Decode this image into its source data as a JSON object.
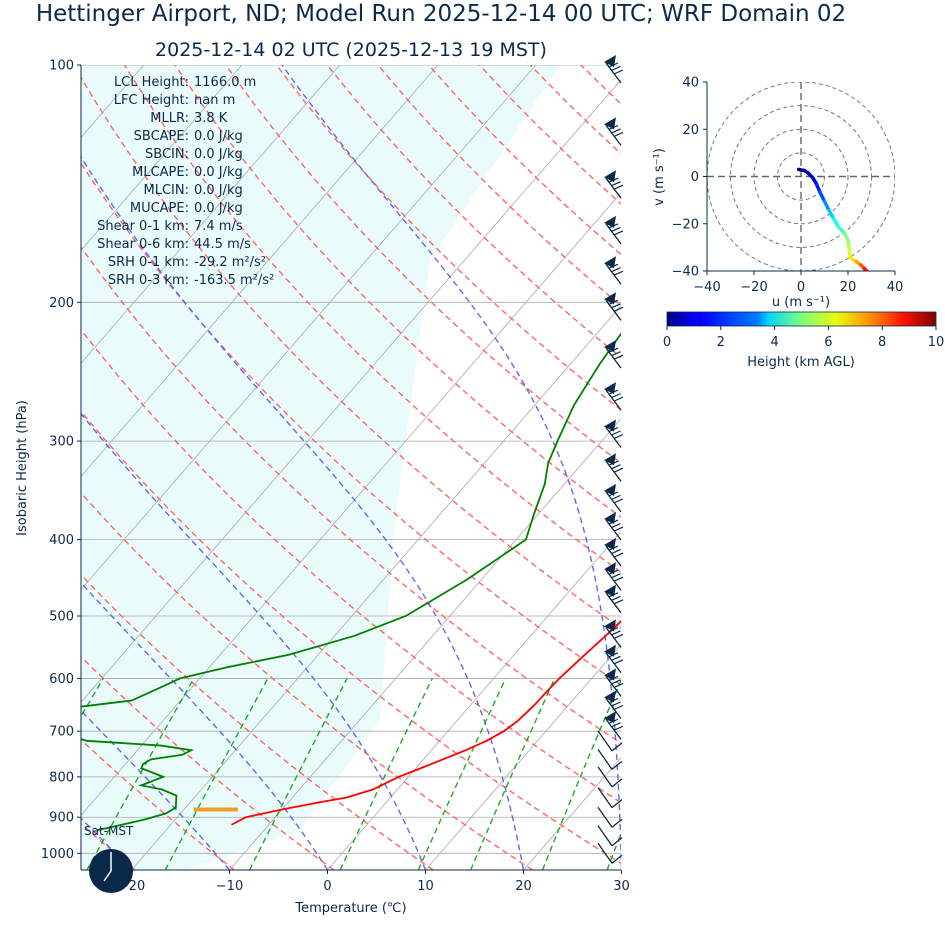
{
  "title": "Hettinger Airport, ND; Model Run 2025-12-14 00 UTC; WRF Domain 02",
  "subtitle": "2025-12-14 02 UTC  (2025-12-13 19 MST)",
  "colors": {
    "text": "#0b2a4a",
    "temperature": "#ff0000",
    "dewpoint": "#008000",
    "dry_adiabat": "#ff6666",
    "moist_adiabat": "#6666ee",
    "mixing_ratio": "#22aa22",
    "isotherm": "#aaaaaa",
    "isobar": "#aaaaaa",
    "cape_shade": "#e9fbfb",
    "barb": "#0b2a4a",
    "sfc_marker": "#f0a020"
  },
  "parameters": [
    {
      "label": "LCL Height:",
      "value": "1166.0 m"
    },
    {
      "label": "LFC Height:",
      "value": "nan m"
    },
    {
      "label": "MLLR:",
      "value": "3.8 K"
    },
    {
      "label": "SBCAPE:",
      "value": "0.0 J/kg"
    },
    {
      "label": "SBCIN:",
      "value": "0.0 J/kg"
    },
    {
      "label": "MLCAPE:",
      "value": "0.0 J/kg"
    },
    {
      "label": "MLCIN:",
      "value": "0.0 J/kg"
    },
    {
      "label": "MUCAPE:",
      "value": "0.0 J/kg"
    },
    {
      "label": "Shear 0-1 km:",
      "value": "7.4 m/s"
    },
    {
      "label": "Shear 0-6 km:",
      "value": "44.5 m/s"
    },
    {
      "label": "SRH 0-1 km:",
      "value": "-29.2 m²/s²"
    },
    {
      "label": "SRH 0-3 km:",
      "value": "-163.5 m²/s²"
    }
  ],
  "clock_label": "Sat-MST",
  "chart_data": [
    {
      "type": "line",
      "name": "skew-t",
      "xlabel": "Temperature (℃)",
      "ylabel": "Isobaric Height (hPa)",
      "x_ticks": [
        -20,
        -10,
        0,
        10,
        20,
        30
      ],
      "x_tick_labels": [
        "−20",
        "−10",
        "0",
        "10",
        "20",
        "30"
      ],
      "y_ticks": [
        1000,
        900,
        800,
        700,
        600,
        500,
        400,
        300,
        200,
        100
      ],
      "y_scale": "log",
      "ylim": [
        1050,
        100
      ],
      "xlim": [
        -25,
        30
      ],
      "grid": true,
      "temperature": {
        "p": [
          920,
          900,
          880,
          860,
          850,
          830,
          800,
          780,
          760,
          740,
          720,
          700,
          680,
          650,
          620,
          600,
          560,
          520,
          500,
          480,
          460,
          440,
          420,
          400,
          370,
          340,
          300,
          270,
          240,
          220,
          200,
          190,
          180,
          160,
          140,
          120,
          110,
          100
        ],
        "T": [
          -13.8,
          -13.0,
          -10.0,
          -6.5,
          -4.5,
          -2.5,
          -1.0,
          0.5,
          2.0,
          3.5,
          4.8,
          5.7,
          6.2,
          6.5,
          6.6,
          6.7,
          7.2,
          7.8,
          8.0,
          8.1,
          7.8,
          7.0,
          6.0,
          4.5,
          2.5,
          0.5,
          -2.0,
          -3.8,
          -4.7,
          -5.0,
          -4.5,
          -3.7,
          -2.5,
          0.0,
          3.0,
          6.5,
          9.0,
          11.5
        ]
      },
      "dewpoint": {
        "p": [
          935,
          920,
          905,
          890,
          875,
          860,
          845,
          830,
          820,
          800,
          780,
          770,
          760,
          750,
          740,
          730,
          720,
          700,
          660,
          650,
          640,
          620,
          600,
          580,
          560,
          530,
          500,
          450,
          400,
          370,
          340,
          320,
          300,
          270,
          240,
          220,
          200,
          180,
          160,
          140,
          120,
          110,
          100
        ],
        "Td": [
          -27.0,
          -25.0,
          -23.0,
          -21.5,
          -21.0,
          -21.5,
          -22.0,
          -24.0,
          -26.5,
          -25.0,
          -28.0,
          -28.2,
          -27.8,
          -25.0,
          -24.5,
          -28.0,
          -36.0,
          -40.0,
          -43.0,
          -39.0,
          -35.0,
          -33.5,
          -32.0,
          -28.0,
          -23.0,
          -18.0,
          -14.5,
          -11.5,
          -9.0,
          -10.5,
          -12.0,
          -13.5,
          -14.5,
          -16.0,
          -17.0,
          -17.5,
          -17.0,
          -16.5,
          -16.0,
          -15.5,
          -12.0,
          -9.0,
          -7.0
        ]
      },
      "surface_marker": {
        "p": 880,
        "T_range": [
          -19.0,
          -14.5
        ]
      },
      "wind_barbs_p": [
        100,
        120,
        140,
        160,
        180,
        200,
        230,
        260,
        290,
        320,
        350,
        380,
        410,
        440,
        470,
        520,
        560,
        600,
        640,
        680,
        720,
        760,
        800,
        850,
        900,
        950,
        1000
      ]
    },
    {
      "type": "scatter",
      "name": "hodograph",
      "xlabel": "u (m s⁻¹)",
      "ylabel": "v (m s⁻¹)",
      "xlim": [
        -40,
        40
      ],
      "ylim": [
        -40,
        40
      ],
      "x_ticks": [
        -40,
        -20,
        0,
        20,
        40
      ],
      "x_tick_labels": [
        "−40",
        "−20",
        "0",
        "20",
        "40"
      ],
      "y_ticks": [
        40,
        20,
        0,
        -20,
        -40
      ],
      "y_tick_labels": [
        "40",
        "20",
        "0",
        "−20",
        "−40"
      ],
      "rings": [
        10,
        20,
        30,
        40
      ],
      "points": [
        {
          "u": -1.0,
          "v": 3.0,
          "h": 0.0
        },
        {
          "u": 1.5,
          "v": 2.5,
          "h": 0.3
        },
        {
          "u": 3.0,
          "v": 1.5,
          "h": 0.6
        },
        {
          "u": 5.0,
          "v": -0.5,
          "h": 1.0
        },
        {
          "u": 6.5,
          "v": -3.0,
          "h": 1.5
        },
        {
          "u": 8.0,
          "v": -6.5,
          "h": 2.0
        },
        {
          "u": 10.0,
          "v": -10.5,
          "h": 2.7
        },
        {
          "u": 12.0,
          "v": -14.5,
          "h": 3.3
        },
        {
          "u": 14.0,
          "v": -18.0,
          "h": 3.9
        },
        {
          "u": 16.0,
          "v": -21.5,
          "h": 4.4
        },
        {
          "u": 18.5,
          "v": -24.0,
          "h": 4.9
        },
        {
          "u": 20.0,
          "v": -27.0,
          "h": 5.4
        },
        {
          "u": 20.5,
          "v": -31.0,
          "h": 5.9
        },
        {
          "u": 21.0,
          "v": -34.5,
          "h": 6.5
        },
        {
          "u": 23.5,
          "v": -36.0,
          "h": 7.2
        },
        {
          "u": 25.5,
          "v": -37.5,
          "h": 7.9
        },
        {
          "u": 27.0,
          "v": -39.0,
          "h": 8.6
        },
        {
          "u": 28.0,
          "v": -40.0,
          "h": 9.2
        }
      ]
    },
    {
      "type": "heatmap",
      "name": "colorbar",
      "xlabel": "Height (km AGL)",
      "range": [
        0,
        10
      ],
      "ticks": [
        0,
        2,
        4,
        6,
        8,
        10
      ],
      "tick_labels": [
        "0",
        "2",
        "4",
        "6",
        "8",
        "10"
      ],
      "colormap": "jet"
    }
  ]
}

————

Required work: Will you restate every entry word for word and omit the images?

Exercise result:
Decode this image into its source data as a JSON object.
{
  "title": "Hettinger Airport, ND; Model Run 2025-12-14 00 UTC; WRF Domain 02",
  "subtitle": "2025-12-14 02 UTC  (2025-12-13 19 MST)",
  "colors": {
    "text": "#0b2a4a",
    "temperature": "#ff0000",
    "dewpoint": "#008000",
    "dry_adiabat": "#ff6666",
    "moist_adiabat": "#6666ee",
    "mixing_ratio": "#22aa22",
    "isotherm": "#aaaaaa",
    "isobar": "#aaaaaa",
    "cape_shade": "#e9fbfb",
    "barb": "#0b2a4a",
    "sfc_marker": "#f0a020"
  },
  "parameters": [
    {
      "label": "LCL Height:",
      "value": "1166.0 m"
    },
    {
      "label": "LFC Height:",
      "value": "nan m"
    },
    {
      "label": "MLLR:",
      "value": "3.8 K"
    },
    {
      "label": "SBCAPE:",
      "value": "0.0 J/kg"
    },
    {
      "label": "SBCIN:",
      "value": "0.0 J/kg"
    },
    {
      "label": "MLCAPE:",
      "value": "0.0 J/kg"
    },
    {
      "label": "MLCIN:",
      "value": "0.0 J/kg"
    },
    {
      "label": "MUCAPE:",
      "value": "0.0 J/kg"
    },
    {
      "label": "Shear 0-1 km:",
      "value": "7.4 m/s"
    },
    {
      "label": "Shear 0-6 km:",
      "value": "44.5 m/s"
    },
    {
      "label": "SRH 0-1 km:",
      "value": "-29.2 m²/s²"
    },
    {
      "label": "SRH 0-3 km:",
      "value": "-163.5 m²/s²"
    }
  ],
  "clock_label": "Sat-MST",
  "chart_data": [
    {
      "type": "line",
      "name": "skew-t",
      "xlabel": "Temperature (℃)",
      "ylabel": "Isobaric Height (hPa)",
      "x_ticks": [
        -20,
        -10,
        0,
        10,
        20,
        30
      ],
      "x_tick_labels": [
        "−20",
        "−10",
        "0",
        "10",
        "20",
        "30"
      ],
      "y_ticks": [
        1000,
        900,
        800,
        700,
        600,
        500,
        400,
        300,
        200,
        100
      ],
      "y_scale": "log",
      "ylim": [
        1050,
        100
      ],
      "xlim": [
        -25,
        30
      ],
      "grid": true,
      "temperature": {
        "p": [
          920,
          900,
          880,
          860,
          850,
          830,
          800,
          780,
          760,
          740,
          720,
          700,
          680,
          650,
          620,
          600,
          560,
          520,
          500,
          480,
          460,
          440,
          420,
          400,
          370,
          340,
          300,
          270,
          240,
          220,
          200,
          190,
          180,
          160,
          140,
          120,
          110,
          100
        ],
        "T": [
          -13.8,
          -13.0,
          -10.0,
          -6.5,
          -4.5,
          -2.5,
          -1.0,
          0.5,
          2.0,
          3.5,
          4.8,
          5.7,
          6.2,
          6.5,
          6.6,
          6.7,
          7.2,
          7.8,
          8.0,
          8.1,
          7.8,
          7.0,
          6.0,
          4.5,
          2.5,
          0.5,
          -2.0,
          -3.8,
          -4.7,
          -5.0,
          -4.5,
          -3.7,
          -2.5,
          0.0,
          3.0,
          6.5,
          9.0,
          11.5
        ]
      },
      "dewpoint": {
        "p": [
          935,
          920,
          905,
          890,
          875,
          860,
          845,
          830,
          820,
          800,
          780,
          770,
          760,
          750,
          740,
          730,
          720,
          700,
          660,
          650,
          640,
          620,
          600,
          580,
          560,
          530,
          500,
          450,
          400,
          370,
          340,
          320,
          300,
          270,
          240,
          220,
          200,
          180,
          160,
          140,
          120,
          110,
          100
        ],
        "Td": [
          -27.0,
          -25.0,
          -23.0,
          -21.5,
          -21.0,
          -21.5,
          -22.0,
          -24.0,
          -26.5,
          -25.0,
          -28.0,
          -28.2,
          -27.8,
          -25.0,
          -24.5,
          -28.0,
          -36.0,
          -40.0,
          -43.0,
          -39.0,
          -35.0,
          -33.5,
          -32.0,
          -28.0,
          -23.0,
          -18.0,
          -14.5,
          -11.5,
          -9.0,
          -10.5,
          -12.0,
          -13.5,
          -14.5,
          -16.0,
          -17.0,
          -17.5,
          -17.0,
          -16.5,
          -16.0,
          -15.5,
          -12.0,
          -9.0,
          -7.0
        ]
      },
      "surface_marker": {
        "p": 880,
        "T_range": [
          -19.0,
          -14.5
        ]
      },
      "wind_barbs_p": [
        100,
        120,
        140,
        160,
        180,
        200,
        230,
        260,
        290,
        320,
        350,
        380,
        410,
        440,
        470,
        520,
        560,
        600,
        640,
        680,
        720,
        760,
        800,
        850,
        900,
        950,
        1000
      ]
    },
    {
      "type": "scatter",
      "name": "hodograph",
      "xlabel": "u (m s⁻¹)",
      "ylabel": "v (m s⁻¹)",
      "xlim": [
        -40,
        40
      ],
      "ylim": [
        -40,
        40
      ],
      "x_ticks": [
        -40,
        -20,
        0,
        20,
        40
      ],
      "x_tick_labels": [
        "−40",
        "−20",
        "0",
        "20",
        "40"
      ],
      "y_ticks": [
        40,
        20,
        0,
        -20,
        -40
      ],
      "y_tick_labels": [
        "40",
        "20",
        "0",
        "−20",
        "−40"
      ],
      "rings": [
        10,
        20,
        30,
        40
      ],
      "points": [
        {
          "u": -1.0,
          "v": 3.0,
          "h": 0.0
        },
        {
          "u": 1.5,
          "v": 2.5,
          "h": 0.3
        },
        {
          "u": 3.0,
          "v": 1.5,
          "h": 0.6
        },
        {
          "u": 5.0,
          "v": -0.5,
          "h": 1.0
        },
        {
          "u": 6.5,
          "v": -3.0,
          "h": 1.5
        },
        {
          "u": 8.0,
          "v": -6.5,
          "h": 2.0
        },
        {
          "u": 10.0,
          "v": -10.5,
          "h": 2.7
        },
        {
          "u": 12.0,
          "v": -14.5,
          "h": 3.3
        },
        {
          "u": 14.0,
          "v": -18.0,
          "h": 3.9
        },
        {
          "u": 16.0,
          "v": -21.5,
          "h": 4.4
        },
        {
          "u": 18.5,
          "v": -24.0,
          "h": 4.9
        },
        {
          "u": 20.0,
          "v": -27.0,
          "h": 5.4
        },
        {
          "u": 20.5,
          "v": -31.0,
          "h": 5.9
        },
        {
          "u": 21.0,
          "v": -34.5,
          "h": 6.5
        },
        {
          "u": 23.5,
          "v": -36.0,
          "h": 7.2
        },
        {
          "u": 25.5,
          "v": -37.5,
          "h": 7.9
        },
        {
          "u": 27.0,
          "v": -39.0,
          "h": 8.6
        },
        {
          "u": 28.0,
          "v": -40.0,
          "h": 9.2
        }
      ]
    },
    {
      "type": "heatmap",
      "name": "colorbar",
      "xlabel": "Height (km AGL)",
      "range": [
        0,
        10
      ],
      "ticks": [
        0,
        2,
        4,
        6,
        8,
        10
      ],
      "tick_labels": [
        "0",
        "2",
        "4",
        "6",
        "8",
        "10"
      ],
      "colormap": "jet"
    }
  ]
}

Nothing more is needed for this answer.